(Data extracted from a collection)
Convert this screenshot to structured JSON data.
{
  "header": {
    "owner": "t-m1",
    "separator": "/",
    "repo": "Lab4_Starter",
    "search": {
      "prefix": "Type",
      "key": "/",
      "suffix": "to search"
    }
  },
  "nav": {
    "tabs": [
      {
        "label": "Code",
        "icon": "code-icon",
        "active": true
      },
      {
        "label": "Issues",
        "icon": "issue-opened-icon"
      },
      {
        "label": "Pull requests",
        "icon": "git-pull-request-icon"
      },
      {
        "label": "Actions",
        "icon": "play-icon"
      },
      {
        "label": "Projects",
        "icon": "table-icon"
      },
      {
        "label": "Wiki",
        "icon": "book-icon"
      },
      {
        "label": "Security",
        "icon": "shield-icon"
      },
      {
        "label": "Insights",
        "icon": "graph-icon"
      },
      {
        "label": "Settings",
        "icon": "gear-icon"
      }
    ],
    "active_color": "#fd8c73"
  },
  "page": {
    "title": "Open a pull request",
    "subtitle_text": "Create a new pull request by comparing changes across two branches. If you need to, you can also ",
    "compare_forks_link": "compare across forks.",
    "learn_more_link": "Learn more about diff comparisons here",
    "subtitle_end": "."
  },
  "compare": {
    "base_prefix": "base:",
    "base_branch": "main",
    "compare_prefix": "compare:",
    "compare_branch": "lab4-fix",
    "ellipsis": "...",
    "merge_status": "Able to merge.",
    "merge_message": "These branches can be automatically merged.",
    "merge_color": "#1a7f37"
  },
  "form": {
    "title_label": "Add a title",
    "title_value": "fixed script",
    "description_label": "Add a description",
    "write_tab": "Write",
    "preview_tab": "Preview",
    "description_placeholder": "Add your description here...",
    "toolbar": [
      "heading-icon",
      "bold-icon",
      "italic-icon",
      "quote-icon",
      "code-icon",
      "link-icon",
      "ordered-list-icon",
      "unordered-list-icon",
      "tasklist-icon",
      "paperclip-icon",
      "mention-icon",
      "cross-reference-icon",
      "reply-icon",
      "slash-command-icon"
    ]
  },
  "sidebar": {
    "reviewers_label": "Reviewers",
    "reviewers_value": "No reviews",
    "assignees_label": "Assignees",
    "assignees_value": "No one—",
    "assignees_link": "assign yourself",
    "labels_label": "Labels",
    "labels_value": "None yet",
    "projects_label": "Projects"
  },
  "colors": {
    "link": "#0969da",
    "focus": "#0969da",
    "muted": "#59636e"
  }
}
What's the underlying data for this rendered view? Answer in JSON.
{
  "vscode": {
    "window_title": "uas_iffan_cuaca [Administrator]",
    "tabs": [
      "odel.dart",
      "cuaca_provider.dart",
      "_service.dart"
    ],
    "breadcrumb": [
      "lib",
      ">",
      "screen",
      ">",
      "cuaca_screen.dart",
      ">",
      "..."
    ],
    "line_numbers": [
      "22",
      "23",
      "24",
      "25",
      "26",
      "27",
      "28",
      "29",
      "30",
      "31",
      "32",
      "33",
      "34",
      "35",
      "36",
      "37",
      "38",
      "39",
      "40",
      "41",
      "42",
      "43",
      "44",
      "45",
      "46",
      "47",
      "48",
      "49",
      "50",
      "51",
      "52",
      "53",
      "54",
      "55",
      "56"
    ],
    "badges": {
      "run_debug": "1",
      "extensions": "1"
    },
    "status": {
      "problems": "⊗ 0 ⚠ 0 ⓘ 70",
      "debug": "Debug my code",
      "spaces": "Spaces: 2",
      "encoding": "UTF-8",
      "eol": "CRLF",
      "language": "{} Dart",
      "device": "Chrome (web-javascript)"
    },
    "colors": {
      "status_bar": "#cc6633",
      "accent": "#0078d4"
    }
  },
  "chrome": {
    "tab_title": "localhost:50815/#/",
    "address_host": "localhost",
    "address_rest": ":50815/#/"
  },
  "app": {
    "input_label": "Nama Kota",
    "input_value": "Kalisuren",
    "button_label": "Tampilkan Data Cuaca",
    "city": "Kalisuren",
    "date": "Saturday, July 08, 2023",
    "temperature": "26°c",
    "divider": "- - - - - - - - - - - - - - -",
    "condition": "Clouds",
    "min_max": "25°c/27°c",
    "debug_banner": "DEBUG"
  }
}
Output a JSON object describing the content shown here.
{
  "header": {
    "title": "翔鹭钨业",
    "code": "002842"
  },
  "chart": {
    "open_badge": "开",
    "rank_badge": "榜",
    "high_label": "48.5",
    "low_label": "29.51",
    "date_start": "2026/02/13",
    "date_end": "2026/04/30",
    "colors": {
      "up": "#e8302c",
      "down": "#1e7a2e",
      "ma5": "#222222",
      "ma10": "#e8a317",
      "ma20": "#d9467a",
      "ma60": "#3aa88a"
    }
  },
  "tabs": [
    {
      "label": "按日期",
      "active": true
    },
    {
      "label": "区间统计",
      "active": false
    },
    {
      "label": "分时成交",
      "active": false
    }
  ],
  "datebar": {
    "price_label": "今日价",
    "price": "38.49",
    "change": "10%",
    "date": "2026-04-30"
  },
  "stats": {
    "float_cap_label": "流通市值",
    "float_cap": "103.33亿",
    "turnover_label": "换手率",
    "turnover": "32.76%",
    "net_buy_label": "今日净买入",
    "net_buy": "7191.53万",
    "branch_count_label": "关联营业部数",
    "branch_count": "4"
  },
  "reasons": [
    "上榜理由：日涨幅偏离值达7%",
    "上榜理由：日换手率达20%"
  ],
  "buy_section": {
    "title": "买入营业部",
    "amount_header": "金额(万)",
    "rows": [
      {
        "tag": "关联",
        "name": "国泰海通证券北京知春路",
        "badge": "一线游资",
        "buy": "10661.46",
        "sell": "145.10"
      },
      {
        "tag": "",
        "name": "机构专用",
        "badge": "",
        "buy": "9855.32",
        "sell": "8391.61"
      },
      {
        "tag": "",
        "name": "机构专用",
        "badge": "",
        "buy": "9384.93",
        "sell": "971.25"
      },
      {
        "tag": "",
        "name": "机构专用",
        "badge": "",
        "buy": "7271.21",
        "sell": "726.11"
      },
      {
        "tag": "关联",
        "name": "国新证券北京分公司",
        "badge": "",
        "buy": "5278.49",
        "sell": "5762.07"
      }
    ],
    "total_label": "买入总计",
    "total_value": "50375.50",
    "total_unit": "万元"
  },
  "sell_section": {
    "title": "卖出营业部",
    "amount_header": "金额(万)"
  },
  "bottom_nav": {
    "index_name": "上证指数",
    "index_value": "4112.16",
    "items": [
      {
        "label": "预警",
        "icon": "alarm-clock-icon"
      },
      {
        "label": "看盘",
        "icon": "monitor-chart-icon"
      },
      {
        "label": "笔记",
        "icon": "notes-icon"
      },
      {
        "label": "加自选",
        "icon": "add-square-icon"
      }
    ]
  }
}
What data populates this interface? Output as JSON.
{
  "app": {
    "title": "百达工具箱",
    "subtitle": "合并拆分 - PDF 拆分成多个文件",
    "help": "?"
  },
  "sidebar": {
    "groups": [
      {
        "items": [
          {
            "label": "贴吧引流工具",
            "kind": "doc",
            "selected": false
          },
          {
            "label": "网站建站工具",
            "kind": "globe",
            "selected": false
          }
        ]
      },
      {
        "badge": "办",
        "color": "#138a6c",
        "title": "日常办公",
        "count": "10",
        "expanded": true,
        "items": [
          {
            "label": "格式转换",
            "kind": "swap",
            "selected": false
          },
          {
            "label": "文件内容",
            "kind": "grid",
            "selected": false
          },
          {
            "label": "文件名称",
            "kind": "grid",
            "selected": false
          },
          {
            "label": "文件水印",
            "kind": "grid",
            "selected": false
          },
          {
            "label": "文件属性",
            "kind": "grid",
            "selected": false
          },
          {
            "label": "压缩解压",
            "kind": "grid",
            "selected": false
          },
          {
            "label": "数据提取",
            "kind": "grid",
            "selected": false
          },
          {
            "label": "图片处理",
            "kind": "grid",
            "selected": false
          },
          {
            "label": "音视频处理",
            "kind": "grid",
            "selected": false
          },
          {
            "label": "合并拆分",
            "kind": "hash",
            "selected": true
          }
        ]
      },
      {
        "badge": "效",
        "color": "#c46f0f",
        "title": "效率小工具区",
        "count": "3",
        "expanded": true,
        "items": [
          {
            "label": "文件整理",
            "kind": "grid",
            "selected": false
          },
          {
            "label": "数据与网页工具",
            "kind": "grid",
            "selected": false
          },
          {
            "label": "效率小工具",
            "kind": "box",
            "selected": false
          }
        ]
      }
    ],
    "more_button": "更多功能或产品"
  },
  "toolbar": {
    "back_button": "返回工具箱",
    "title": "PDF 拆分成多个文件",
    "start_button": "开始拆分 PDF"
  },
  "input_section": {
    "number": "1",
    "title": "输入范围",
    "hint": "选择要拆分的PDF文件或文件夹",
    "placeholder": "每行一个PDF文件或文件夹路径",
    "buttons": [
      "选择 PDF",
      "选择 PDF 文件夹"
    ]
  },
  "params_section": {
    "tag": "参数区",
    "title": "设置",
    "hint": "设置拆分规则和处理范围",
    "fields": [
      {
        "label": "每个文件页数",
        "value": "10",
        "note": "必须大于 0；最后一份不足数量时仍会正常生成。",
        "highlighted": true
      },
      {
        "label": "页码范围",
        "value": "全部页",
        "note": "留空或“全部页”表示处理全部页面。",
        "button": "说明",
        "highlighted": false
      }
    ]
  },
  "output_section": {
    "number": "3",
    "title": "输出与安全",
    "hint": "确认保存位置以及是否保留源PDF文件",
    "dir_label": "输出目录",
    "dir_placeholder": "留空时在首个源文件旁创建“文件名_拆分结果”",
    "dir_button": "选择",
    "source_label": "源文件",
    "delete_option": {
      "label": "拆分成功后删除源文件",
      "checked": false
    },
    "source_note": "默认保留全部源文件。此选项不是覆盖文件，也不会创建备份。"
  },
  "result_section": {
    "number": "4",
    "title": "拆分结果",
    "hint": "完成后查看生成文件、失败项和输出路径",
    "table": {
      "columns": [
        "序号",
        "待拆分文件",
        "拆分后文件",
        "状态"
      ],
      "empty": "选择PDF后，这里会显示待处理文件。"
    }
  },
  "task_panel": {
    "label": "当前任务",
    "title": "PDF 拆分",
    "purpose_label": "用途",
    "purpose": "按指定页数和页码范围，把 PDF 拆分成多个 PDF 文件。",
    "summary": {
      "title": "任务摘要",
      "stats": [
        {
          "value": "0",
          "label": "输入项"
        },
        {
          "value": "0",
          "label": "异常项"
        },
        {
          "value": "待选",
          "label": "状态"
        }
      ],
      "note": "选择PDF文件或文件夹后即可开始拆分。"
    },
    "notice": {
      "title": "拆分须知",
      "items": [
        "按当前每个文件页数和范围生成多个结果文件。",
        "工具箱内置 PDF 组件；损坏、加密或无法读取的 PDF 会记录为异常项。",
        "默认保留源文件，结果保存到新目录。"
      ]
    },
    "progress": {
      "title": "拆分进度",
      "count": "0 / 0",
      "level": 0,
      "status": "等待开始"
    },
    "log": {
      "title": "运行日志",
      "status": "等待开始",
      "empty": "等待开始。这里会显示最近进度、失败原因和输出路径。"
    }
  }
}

* _Stated problem_: All lines above with "localhost" in them should be returned.

* _Correct answer_:
    "tab_title": "localhost:50815/#/",
    "address_host": "localhost",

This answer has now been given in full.